▸ **Brief**: Show, in full, each line of the data that contains "only".

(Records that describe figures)
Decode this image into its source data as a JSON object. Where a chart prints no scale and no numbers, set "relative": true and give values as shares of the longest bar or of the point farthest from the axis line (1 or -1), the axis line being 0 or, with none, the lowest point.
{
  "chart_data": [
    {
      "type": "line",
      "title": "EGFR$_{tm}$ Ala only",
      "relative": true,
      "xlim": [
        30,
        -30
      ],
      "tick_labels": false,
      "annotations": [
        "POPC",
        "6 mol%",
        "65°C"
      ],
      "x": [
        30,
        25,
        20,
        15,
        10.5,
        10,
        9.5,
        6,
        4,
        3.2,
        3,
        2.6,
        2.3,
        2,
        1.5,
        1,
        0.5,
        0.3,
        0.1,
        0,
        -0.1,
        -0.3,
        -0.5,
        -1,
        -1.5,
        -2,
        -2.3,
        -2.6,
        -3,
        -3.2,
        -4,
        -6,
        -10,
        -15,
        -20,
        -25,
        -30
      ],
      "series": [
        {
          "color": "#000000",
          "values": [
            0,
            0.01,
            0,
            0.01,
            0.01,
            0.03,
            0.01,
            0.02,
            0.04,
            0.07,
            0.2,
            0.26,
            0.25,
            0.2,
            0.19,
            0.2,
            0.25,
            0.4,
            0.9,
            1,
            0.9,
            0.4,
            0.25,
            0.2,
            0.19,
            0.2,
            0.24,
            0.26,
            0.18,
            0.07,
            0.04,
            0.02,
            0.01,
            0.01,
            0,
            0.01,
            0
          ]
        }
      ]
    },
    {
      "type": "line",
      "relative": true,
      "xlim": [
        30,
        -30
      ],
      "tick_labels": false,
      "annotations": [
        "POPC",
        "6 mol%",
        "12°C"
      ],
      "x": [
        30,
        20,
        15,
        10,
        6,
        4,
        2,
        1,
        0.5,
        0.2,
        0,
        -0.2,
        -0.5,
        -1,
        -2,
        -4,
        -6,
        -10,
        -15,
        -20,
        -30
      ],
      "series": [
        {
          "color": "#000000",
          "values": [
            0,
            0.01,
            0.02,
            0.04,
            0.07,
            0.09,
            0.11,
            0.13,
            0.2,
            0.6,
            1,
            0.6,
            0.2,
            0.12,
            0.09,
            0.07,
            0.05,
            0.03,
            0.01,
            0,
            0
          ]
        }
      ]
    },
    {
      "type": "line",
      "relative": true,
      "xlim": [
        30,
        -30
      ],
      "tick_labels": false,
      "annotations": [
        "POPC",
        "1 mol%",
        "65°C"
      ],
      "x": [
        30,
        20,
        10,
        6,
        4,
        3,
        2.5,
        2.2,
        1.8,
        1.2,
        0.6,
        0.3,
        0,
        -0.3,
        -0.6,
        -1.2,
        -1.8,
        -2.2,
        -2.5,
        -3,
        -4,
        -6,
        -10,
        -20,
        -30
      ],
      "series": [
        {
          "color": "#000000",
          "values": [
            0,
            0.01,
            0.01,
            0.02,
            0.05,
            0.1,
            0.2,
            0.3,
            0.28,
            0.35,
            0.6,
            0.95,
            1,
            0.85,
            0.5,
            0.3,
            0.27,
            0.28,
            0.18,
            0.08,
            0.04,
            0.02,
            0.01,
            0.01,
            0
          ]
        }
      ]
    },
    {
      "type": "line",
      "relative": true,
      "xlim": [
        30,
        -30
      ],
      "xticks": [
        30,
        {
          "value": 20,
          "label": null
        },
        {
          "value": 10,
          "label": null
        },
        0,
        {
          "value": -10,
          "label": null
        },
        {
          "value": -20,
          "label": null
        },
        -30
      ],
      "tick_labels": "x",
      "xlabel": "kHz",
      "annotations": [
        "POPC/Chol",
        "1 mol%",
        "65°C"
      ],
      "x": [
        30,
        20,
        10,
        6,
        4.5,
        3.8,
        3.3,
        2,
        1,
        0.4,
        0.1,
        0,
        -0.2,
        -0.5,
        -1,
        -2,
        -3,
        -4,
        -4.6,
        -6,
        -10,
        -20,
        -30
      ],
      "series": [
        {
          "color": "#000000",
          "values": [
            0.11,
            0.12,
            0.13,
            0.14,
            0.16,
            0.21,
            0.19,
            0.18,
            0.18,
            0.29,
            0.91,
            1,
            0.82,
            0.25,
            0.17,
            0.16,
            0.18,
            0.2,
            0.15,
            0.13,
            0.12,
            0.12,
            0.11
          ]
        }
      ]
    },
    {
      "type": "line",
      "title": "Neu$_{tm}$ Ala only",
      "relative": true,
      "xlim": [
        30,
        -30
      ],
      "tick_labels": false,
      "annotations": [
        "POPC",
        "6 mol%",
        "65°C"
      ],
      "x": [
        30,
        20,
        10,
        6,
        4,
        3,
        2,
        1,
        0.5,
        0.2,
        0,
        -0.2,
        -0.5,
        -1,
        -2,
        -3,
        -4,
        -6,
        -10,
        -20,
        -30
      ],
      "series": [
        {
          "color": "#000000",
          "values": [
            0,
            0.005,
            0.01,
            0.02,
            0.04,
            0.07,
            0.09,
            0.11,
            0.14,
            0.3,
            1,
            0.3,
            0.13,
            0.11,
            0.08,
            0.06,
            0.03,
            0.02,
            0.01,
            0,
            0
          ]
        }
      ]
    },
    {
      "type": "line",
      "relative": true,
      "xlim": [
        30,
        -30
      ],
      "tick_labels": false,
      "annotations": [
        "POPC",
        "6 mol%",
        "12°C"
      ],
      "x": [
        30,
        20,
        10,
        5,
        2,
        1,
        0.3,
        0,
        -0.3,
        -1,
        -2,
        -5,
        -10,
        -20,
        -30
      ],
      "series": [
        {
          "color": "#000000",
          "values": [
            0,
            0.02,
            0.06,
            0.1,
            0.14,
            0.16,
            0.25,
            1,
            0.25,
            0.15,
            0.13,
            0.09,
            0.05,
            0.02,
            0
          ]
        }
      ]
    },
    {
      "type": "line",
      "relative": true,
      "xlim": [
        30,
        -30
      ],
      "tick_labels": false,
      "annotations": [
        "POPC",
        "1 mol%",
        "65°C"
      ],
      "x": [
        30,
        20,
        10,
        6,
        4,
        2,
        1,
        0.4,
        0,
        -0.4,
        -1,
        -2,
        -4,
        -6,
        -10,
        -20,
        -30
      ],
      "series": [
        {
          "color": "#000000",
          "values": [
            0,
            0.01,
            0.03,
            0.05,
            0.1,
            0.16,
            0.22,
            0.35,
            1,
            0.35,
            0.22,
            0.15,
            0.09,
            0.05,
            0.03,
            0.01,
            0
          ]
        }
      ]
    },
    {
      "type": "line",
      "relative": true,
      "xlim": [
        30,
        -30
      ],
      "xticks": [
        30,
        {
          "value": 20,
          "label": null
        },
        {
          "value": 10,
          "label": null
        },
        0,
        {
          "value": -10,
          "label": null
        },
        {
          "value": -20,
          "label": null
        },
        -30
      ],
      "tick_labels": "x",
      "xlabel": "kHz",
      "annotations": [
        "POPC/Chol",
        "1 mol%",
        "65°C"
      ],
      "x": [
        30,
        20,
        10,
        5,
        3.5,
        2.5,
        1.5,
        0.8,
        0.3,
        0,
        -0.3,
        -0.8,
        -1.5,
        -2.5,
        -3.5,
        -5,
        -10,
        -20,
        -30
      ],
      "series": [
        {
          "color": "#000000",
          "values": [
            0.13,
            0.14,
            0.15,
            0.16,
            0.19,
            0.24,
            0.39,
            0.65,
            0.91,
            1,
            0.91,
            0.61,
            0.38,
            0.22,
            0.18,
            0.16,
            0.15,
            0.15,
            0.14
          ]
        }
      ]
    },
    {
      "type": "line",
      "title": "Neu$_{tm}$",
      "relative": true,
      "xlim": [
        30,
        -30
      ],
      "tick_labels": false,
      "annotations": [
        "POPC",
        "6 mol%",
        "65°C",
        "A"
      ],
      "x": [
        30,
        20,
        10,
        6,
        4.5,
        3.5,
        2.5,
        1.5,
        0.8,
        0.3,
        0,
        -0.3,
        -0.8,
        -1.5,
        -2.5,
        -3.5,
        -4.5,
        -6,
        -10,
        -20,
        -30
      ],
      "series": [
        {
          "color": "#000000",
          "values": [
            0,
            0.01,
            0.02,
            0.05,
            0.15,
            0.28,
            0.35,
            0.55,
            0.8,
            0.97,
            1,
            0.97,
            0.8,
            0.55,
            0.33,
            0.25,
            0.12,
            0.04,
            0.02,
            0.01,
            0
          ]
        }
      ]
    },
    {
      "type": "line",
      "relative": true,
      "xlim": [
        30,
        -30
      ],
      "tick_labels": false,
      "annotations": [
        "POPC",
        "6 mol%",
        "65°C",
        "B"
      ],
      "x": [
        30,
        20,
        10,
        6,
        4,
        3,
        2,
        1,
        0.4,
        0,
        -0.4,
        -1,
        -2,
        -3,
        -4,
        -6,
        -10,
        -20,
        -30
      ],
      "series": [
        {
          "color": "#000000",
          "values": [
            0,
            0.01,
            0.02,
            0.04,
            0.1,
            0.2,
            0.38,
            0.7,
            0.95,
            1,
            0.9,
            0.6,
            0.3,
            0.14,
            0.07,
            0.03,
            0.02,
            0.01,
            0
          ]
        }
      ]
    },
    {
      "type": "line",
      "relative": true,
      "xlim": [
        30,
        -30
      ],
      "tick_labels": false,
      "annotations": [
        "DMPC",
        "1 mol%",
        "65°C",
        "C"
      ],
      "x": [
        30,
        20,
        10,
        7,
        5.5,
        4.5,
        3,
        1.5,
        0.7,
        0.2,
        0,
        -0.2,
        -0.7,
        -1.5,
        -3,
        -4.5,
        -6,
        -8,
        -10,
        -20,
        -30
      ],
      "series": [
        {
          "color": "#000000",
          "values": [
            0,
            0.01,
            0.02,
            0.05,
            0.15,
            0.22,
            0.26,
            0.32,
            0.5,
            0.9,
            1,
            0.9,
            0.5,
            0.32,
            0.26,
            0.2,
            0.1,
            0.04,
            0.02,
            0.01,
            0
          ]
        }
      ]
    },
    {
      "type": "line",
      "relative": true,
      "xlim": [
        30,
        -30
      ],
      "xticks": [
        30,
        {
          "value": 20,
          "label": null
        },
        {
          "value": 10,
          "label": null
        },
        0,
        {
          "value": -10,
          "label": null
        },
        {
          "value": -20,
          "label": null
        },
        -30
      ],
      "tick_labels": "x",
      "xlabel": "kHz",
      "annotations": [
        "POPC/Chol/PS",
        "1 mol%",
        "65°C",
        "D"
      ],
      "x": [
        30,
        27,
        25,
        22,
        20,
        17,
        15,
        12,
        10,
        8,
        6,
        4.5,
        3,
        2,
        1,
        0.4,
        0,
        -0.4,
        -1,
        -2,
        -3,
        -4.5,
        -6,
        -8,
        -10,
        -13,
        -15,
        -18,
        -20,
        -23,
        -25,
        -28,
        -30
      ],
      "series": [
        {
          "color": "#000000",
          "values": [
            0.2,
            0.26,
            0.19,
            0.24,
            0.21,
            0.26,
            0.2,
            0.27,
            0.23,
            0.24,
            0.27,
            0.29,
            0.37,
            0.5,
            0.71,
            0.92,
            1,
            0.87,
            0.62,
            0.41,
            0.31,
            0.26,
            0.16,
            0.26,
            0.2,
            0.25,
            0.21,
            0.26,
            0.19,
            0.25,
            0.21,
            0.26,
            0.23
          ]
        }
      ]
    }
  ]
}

▸ **Exercise answer**:
      "title": "EGFR$_{tm}$ Ala only",
      "title": "Neu$_{tm}$ Ala only",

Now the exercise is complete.